Stored items
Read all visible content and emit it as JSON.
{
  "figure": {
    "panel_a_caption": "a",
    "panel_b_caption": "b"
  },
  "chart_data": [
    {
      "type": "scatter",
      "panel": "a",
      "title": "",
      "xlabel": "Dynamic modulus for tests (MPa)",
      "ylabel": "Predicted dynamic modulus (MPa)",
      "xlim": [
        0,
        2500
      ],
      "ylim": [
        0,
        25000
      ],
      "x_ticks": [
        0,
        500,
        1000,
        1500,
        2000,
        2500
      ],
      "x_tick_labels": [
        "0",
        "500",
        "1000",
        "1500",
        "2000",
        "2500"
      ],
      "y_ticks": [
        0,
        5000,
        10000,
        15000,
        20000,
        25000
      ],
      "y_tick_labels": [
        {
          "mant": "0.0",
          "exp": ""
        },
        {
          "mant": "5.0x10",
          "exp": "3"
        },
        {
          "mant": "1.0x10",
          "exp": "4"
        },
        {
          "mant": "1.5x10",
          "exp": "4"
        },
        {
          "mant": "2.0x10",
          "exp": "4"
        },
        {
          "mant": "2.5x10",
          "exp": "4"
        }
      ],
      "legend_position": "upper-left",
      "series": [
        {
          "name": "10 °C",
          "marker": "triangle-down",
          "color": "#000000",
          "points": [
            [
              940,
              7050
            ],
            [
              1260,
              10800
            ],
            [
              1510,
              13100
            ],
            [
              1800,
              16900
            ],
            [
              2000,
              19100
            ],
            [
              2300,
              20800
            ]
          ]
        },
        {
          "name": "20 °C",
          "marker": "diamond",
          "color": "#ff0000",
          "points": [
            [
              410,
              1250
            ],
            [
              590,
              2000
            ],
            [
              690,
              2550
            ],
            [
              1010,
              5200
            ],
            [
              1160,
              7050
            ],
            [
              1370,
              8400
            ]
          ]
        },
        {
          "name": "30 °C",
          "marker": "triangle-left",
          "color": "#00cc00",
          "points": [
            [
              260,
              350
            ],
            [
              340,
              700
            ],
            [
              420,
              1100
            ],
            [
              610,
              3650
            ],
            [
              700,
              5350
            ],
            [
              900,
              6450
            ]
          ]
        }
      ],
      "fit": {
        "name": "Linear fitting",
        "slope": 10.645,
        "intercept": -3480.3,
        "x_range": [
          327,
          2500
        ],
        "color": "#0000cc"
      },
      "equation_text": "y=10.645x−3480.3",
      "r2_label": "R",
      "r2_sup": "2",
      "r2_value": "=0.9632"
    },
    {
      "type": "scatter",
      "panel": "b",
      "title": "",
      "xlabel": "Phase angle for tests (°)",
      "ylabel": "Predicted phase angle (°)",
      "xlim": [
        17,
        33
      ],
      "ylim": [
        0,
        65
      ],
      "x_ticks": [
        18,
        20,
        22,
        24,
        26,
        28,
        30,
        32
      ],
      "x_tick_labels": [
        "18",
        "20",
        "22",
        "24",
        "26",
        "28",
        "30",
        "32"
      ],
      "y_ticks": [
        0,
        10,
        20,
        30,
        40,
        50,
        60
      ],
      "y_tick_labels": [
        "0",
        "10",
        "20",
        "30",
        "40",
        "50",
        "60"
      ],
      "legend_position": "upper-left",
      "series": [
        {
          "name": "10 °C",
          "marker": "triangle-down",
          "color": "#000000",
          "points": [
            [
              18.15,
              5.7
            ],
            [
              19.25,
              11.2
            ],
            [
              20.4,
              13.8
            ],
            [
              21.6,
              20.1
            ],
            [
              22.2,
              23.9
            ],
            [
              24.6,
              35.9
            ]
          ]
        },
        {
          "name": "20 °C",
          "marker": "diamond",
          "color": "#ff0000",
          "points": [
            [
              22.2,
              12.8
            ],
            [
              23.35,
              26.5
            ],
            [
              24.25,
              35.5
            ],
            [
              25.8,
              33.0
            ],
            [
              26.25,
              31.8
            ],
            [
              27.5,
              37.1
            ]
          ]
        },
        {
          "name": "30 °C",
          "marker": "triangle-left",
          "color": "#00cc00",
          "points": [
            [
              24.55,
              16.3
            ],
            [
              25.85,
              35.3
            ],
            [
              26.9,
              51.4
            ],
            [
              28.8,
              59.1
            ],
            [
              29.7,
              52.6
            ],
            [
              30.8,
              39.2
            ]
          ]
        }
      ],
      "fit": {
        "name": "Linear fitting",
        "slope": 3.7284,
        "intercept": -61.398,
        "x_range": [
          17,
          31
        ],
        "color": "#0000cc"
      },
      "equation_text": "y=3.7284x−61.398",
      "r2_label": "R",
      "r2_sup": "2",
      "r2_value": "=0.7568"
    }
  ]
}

▶ [Instructions to follow]: Return every entry verbatim.

▶ [Final answer]:
Read all visible content and emit it as JSON.
{
  "figure": {
    "panel_a_caption": "a",
    "panel_b_caption": "b"
  },
  "chart_data": [
    {
      "type": "scatter",
      "panel": "a",
      "title": "",
      "xlabel": "Dynamic modulus for tests (MPa)",
      "ylabel": "Predicted dynamic modulus (MPa)",
      "xlim": [
        0,
        2500
      ],
      "ylim": [
        0,
        25000
      ],
      "x_ticks": [
        0,
        500,
        1000,
        1500,
        2000,
        2500
      ],
      "x_tick_labels": [
        "0",
        "500",
        "1000",
        "1500",
        "2000",
        "2500"
      ],
      "y_ticks": [
        0,
        5000,
        10000,
        15000,
        20000,
        25000
      ],
      "y_tick_labels": [
        {
          "mant": "0.0",
          "exp": ""
        },
        {
          "mant": "5.0x10",
          "exp": "3"
        },
        {
          "mant": "1.0x10",
          "exp": "4"
        },
        {
          "mant": "1.5x10",
          "exp": "4"
        },
        {
          "mant": "2.0x10",
          "exp": "4"
        },
        {
          "mant": "2.5x10",
          "exp": "4"
        }
      ],
      "legend_position": "upper-left",
      "series": [
        {
          "name": "10 °C",
          "marker": "triangle-down",
          "color": "#000000",
          "points": [
            [
              940,
              7050
            ],
            [
              1260,
              10800
            ],
            [
              1510,
              13100
            ],
            [
              1800,
              16900
            ],
            [
              2000,
              19100
            ],
            [
              2300,
              20800
            ]
          ]
        },
        {
          "name": "20 °C",
          "marker": "diamond",
          "color": "#ff0000",
          "points": [
            [
              410,
              1250
            ],
            [
              590,
              2000
            ],
            [
              690,
              2550
            ],
            [
              1010,
              5200
            ],
            [
              1160,
              7050
            ],
            [
              1370,
              8400
            ]
          ]
        },
        {
          "name": "30 °C",
          "marker": "triangle-left",
          "color": "#00cc00",
          "points": [
            [
              260,
              350
            ],
            [
              340,
              700
            ],
            [
              420,
              1100
            ],
            [
              610,
              3650
            ],
            [
              700,
              5350
            ],
            [
              900,
              6450
            ]
          ]
        }
      ],
      "fit": {
        "name": "Linear fitting",
        "slope": 10.645,
        "intercept": -3480.3,
        "x_range": [
          327,
          2500
        ],
        "color": "#0000cc"
      },
      "equation_text": "y=10.645x−3480.3",
      "r2_label": "R",
      "r2_sup": "2",
      "r2_value": "=0.9632"
    },
    {
      "type": "scatter",
      "panel": "b",
      "title": "",
      "xlabel": "Phase angle for tests (°)",
      "ylabel": "Predicted phase angle (°)",
      "xlim": [
        17,
        33
      ],
      "ylim": [
        0,
        65
      ],
      "x_ticks": [
        18,
        20,
        22,
        24,
        26,
        28,
        30,
        32
      ],
      "x_tick_labels": [
        "18",
        "20",
        "22",
        "24",
        "26",
        "28",
        "30",
        "32"
      ],
      "y_ticks": [
        0,
        10,
        20,
        30,
        40,
        50,
        60
      ],
      "y_tick_labels": [
        "0",
        "10",
        "20",
        "30",
        "40",
        "50",
        "60"
      ],
      "legend_position": "upper-left",
      "series": [
        {
          "name": "10 °C",
          "marker": "triangle-down",
          "color": "#000000",
          "points": [
            [
              18.15,
              5.7
            ],
            [
              19.25,
              11.2
            ],
            [
              20.4,
              13.8
            ],
            [
              21.6,
              20.1
            ],
            [
              22.2,
              23.9
            ],
            [
              24.6,
              35.9
            ]
          ]
        },
        {
          "name": "20 °C",
          "marker": "diamond",
          "color": "#ff0000",
          "points": [
            [
              22.2,
              12.8
            ],
            [
              23.35,
              26.5
            ],
            [
              24.25,
              35.5
            ],
            [
              25.8,
              33.0
            ],
            [
              26.25,
              31.8
            ],
            [
              27.5,
              37.1
            ]
          ]
        },
        {
          "name": "30 °C",
          "marker": "triangle-left",
          "color": "#00cc00",
          "points": [
            [
              24.55,
              16.3
            ],
            [
              25.85,
              35.3
            ],
            [
              26.9,
              51.4
            ],
            [
              28.8,
              59.1
            ],
            [
              29.7,
              52.6
            ],
            [
              30.8,
              39.2
            ]
          ]
        }
      ],
      "fit": {
        "name": "Linear fitting",
        "slope": 3.7284,
        "intercept": -61.398,
        "x_range": [
          17,
          31
        ],
        "color": "#0000cc"
      },
      "equation_text": "y=3.7284x−61.398",
      "r2_label": "R",
      "r2_sup": "2",
      "r2_value": "=0.7568"
    }
  ]
}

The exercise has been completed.